Available data.
## begin
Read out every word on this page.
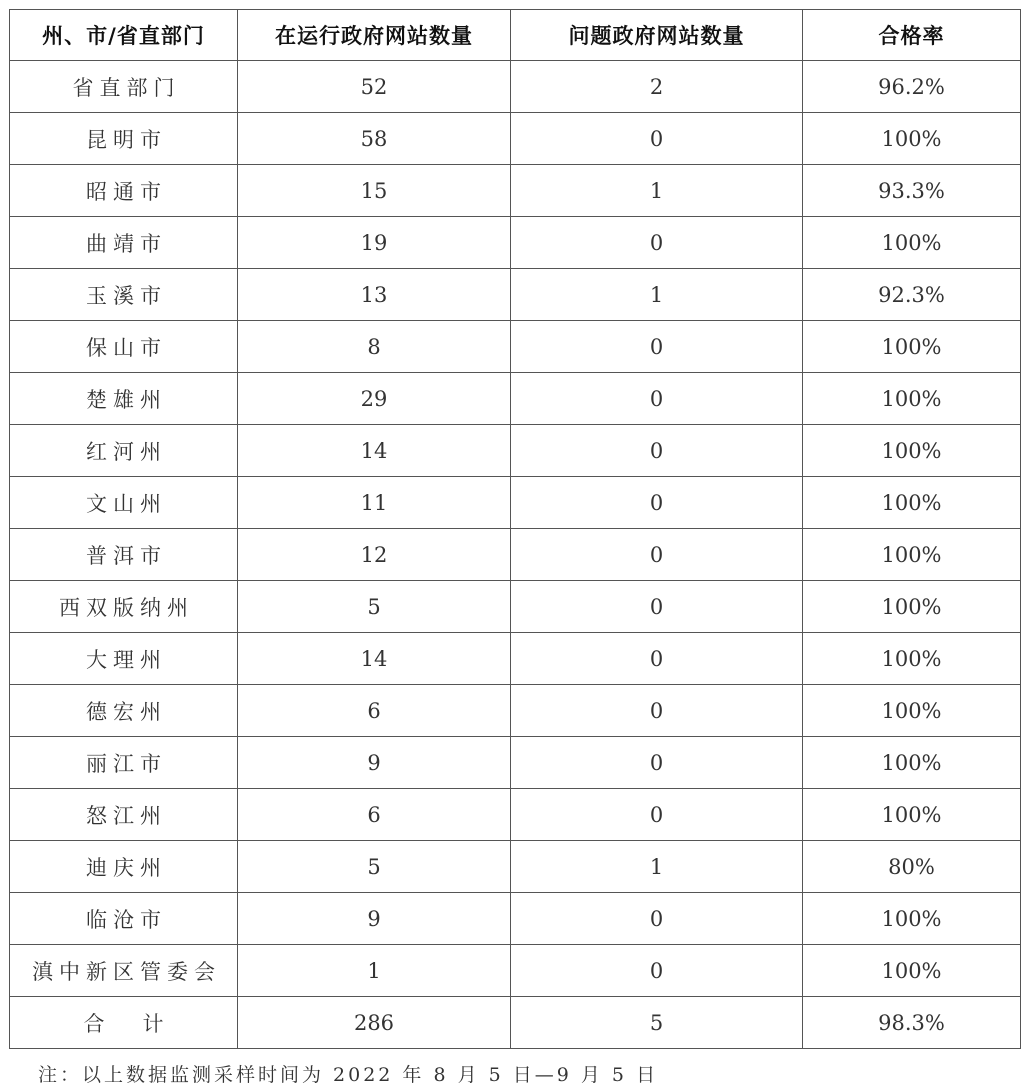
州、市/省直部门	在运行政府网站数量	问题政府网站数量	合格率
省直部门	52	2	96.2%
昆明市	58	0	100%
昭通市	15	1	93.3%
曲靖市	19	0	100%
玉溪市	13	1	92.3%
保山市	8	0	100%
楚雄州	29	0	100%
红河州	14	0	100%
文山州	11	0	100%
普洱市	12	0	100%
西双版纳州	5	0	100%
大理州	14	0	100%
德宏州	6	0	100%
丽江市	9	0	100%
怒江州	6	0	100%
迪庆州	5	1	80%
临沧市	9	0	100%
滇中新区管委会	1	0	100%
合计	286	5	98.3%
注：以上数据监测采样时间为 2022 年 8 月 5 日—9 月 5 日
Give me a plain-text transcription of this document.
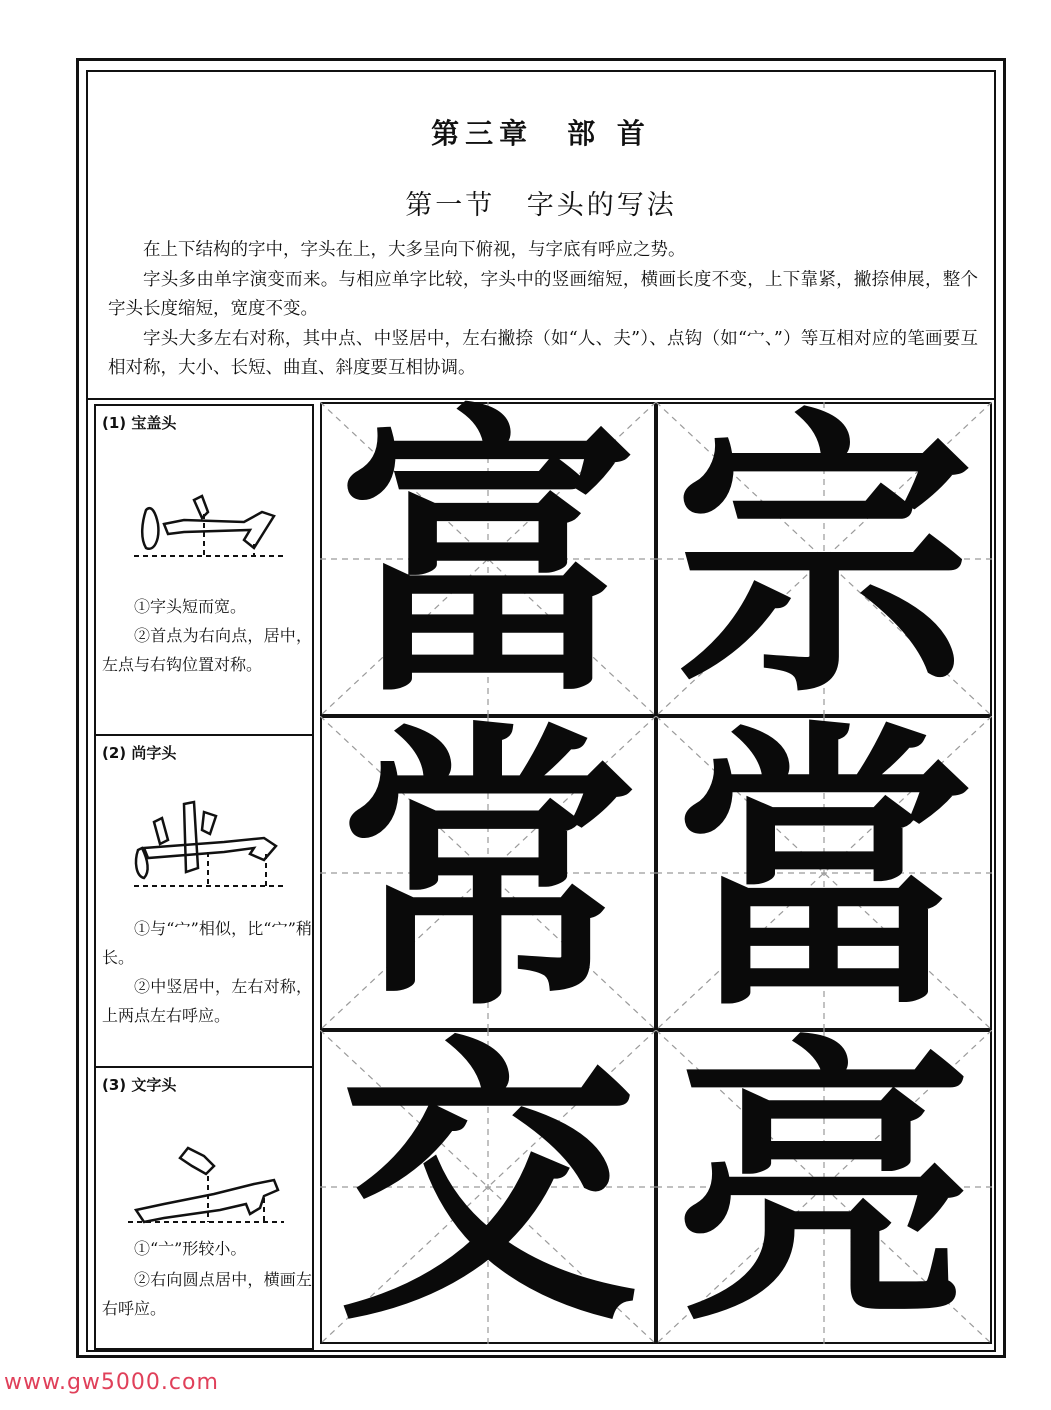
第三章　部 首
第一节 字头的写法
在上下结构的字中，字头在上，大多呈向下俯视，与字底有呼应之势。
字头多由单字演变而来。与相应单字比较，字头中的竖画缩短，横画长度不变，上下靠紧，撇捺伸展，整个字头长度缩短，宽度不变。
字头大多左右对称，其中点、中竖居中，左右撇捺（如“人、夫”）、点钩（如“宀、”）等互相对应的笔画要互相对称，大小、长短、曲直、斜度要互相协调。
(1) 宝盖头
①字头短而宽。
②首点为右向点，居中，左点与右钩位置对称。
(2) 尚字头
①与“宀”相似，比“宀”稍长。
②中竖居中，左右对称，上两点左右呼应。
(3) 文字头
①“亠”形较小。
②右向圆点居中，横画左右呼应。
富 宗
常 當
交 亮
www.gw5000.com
## end
Task details. Omit each picture, then return all of the listing exactly as it stands.

Expected answer.
Read out every word on this page.
州、市/省直部门	在运行政府网站数量	问题政府网站数量	合格率
省直部门	52	2	96.2%
昆明市	58	0	100%
昭通市	15	1	93.3%
曲靖市	19	0	100%
玉溪市	13	1	92.3%
保山市	8	0	100%
楚雄州	29	0	100%
红河州	14	0	100%
文山州	11	0	100%
普洱市	12	0	100%
西双版纳州	5	0	100%
大理州	14	0	100%
德宏州	6	0	100%
丽江市	9	0	100%
怒江州	6	0	100%
迪庆州	5	1	80%
临沧市	9	0	100%
滇中新区管委会	1	0	100%
合计	286	5	98.3%
注：以上数据监测采样时间为 2022 年 8 月 5 日—9 月 5 日
Give me a plain-text transcription of this document.
第三章　部 首
第一节 字头的写法
在上下结构的字中，字头在上，大多呈向下俯视，与字底有呼应之势。
字头多由单字演变而来。与相应单字比较，字头中的竖画缩短，横画长度不变，上下靠紧，撇捺伸展，整个字头长度缩短，宽度不变。
字头大多左右对称，其中点、中竖居中，左右撇捺（如“人、夫”）、点钩（如“宀、”）等互相对应的笔画要互相对称，大小、长短、曲直、斜度要互相协调。
(1) 宝盖头
①字头短而宽。
②首点为右向点，居中，左点与右钩位置对称。
(2) 尚字头
①与“宀”相似，比“宀”稍长。
②中竖居中，左右对称，上两点左右呼应。
(3) 文字头
①“亠”形较小。
②右向圆点居中，横画左右呼应。
富 宗
常 當
交 亮
www.gw5000.com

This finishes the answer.